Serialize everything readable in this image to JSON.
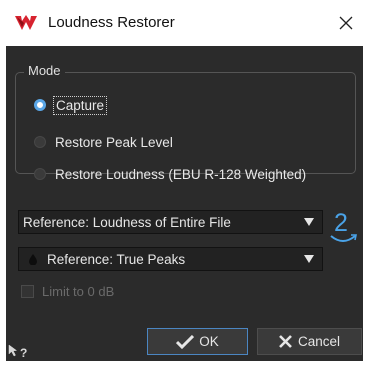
{
  "window": {
    "title": "Loudness Restorer",
    "close_glyph": "✕"
  },
  "mode": {
    "group_label": "Mode",
    "options": [
      {
        "label": "Capture",
        "selected": true
      },
      {
        "label": "Restore Peak Level",
        "selected": false
      },
      {
        "label": "Restore Loudness (EBU R-128 Weighted)",
        "selected": false
      }
    ]
  },
  "reference_loudness": {
    "value": "Reference: Loudness of Entire File"
  },
  "reference_peaks": {
    "value": "Reference: True Peaks",
    "icon": "drop-icon"
  },
  "step_badge": {
    "number": "2"
  },
  "limit": {
    "label": "Limit to 0 dB",
    "checked": false,
    "enabled": false
  },
  "buttons": {
    "ok_label": "OK",
    "cancel_label": "Cancel"
  },
  "help": {
    "glyph": "?"
  },
  "colors": {
    "accent": "#5aa6e6",
    "brand_red": "#d7232f",
    "panel_bg": "#2b2b2b"
  }
}
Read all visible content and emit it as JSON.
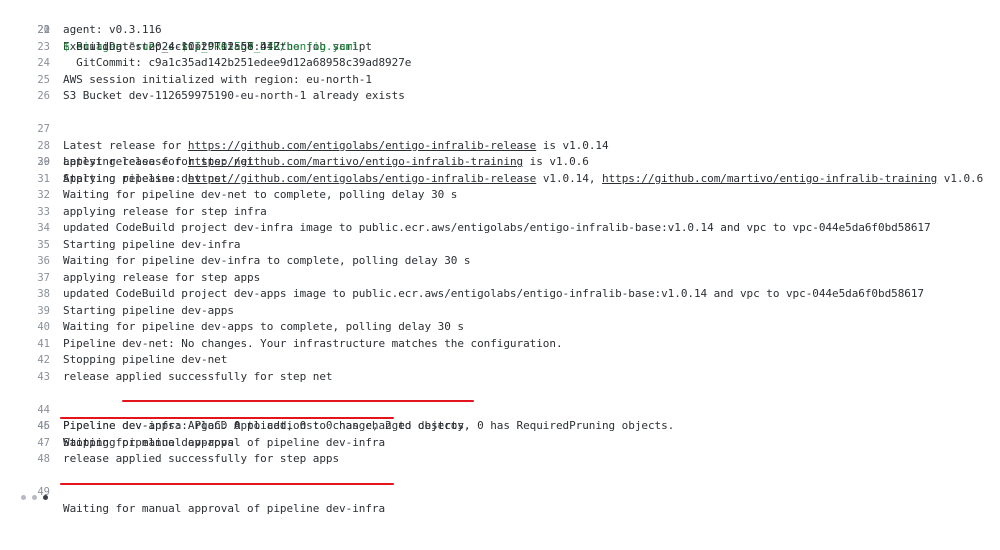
----------------------------------------
▸ To do
Leave out the pictures and print every line of the data exactly.

▸ Result of this task
Serialize everything readable in this image to JSON.
{
  "window": {
    "title": "Loudness Restorer",
    "close_glyph": "✕"
  },
  "mode": {
    "group_label": "Mode",
    "options": [
      {
        "label": "Capture",
        "selected": true
      },
      {
        "label": "Restore Peak Level",
        "selected": false
      },
      {
        "label": "Restore Loudness (EBU R-128 Weighted)",
        "selected": false
      }
    ]
  },
  "reference_loudness": {
    "value": "Reference: Loudness of Entire File"
  },
  "reference_peaks": {
    "value": "Reference: True Peaks",
    "icon": "drop-icon"
  },
  "step_badge": {
    "number": "2"
  },
  "limit": {
    "label": "Limit to 0 dB",
    "checked": false,
    "enabled": false
  },
  "buttons": {
    "ok_label": "OK",
    "cancel_label": "Cancel"
  },
  "help": {
    "glyph": "?"
  },
  "colors": {
    "accent": "#5aa6e6",
    "brand_red": "#d7232f",
    "panel_bg": "#2b2b2b"
  }
}
Read all visible content and emit it as JSON.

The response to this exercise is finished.